→ **Aim of the task**: The entries below are to be repeated exactly as they stand.

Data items
==================================================
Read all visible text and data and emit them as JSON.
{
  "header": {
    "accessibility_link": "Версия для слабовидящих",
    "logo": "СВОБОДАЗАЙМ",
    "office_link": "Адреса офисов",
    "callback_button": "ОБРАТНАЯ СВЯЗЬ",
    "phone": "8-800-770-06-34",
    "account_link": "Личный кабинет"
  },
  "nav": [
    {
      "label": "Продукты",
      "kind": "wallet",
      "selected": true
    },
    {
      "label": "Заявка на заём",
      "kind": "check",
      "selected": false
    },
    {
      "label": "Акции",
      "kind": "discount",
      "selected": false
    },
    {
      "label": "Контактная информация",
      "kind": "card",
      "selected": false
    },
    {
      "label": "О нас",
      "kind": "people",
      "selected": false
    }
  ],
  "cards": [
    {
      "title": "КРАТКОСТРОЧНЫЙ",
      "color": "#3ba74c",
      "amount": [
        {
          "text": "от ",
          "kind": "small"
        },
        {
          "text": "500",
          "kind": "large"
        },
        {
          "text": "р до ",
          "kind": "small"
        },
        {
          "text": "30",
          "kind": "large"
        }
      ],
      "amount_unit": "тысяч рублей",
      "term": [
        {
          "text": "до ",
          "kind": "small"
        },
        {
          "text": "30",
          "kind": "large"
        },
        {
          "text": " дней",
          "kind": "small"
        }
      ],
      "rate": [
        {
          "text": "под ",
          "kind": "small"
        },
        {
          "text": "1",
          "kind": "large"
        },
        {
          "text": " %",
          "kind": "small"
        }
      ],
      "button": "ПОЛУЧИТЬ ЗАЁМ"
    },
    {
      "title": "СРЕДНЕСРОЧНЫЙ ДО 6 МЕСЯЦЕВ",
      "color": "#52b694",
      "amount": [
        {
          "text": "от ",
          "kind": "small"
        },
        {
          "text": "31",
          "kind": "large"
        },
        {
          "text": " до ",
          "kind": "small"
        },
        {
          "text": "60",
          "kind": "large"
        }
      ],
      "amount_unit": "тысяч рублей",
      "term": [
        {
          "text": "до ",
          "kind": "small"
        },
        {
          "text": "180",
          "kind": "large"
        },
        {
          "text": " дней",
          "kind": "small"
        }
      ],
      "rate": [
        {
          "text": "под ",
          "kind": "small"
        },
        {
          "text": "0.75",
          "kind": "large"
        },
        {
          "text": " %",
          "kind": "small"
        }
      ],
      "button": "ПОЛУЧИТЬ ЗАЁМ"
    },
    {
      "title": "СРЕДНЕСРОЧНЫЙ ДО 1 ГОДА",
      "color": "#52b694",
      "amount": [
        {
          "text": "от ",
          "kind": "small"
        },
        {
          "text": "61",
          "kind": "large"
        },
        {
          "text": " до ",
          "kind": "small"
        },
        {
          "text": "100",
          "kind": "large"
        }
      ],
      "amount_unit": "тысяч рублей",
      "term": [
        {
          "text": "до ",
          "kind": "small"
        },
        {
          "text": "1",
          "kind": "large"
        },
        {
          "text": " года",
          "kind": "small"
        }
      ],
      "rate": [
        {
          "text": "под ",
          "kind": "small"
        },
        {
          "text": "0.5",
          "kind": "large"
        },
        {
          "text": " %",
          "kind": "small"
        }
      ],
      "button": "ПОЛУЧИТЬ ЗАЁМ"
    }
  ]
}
==================================================
→ **Answer in full**:
Read all visible text and data and emit them as JSON.
{
  "header": {
    "accessibility_link": "Версия для слабовидящих",
    "logo": "СВОБОДАЗАЙМ",
    "office_link": "Адреса офисов",
    "callback_button": "ОБРАТНАЯ СВЯЗЬ",
    "phone": "8-800-770-06-34",
    "account_link": "Личный кабинет"
  },
  "nav": [
    {
      "label": "Продукты",
      "kind": "wallet",
      "selected": true
    },
    {
      "label": "Заявка на заём",
      "kind": "check",
      "selected": false
    },
    {
      "label": "Акции",
      "kind": "discount",
      "selected": false
    },
    {
      "label": "Контактная информация",
      "kind": "card",
      "selected": false
    },
    {
      "label": "О нас",
      "kind": "people",
      "selected": false
    }
  ],
  "cards": [
    {
      "title": "КРАТКОСТРОЧНЫЙ",
      "color": "#3ba74c",
      "amount": [
        {
          "text": "от ",
          "kind": "small"
        },
        {
          "text": "500",
          "kind": "large"
        },
        {
          "text": "р до ",
          "kind": "small"
        },
        {
          "text": "30",
          "kind": "large"
        }
      ],
      "amount_unit": "тысяч рублей",
      "term": [
        {
          "text": "до ",
          "kind": "small"
        },
        {
          "text": "30",
          "kind": "large"
        },
        {
          "text": " дней",
          "kind": "small"
        }
      ],
      "rate": [
        {
          "text": "под ",
          "kind": "small"
        },
        {
          "text": "1",
          "kind": "large"
        },
        {
          "text": " %",
          "kind": "small"
        }
      ],
      "button": "ПОЛУЧИТЬ ЗАЁМ"
    },
    {
      "title": "СРЕДНЕСРОЧНЫЙ ДО 6 МЕСЯЦЕВ",
      "color": "#52b694",
      "amount": [
        {
          "text": "от ",
          "kind": "small"
        },
        {
          "text": "31",
          "kind": "large"
        },
        {
          "text": " до ",
          "kind": "small"
        },
        {
          "text": "60",
          "kind": "large"
        }
      ],
      "amount_unit": "тысяч рублей",
      "term": [
        {
          "text": "до ",
          "kind": "small"
        },
        {
          "text": "180",
          "kind": "large"
        },
        {
          "text": " дней",
          "kind": "small"
        }
      ],
      "rate": [
        {
          "text": "под ",
          "kind": "small"
        },
        {
          "text": "0.75",
          "kind": "large"
        },
        {
          "text": " %",
          "kind": "small"
        }
      ],
      "button": "ПОЛУЧИТЬ ЗАЁМ"
    },
    {
      "title": "СРЕДНЕСРОЧНЫЙ ДО 1 ГОДА",
      "color": "#52b694",
      "amount": [
        {
          "text": "от ",
          "kind": "small"
        },
        {
          "text": "61",
          "kind": "large"
        },
        {
          "text": " до ",
          "kind": "small"
        },
        {
          "text": "100",
          "kind": "large"
        }
      ],
      "amount_unit": "тысяч рублей",
      "term": [
        {
          "text": "до ",
          "kind": "small"
        },
        {
          "text": "1",
          "kind": "large"
        },
        {
          "text": " года",
          "kind": "small"
        }
      ],
      "rate": [
        {
          "text": "под ",
          "kind": "small"
        },
        {
          "text": "0.5",
          "kind": "large"
        },
        {
          "text": " %",
          "kind": "small"
        }
      ],
      "button": "ПОЛУЧИТЬ ЗАЁМ"
    }
  ]
}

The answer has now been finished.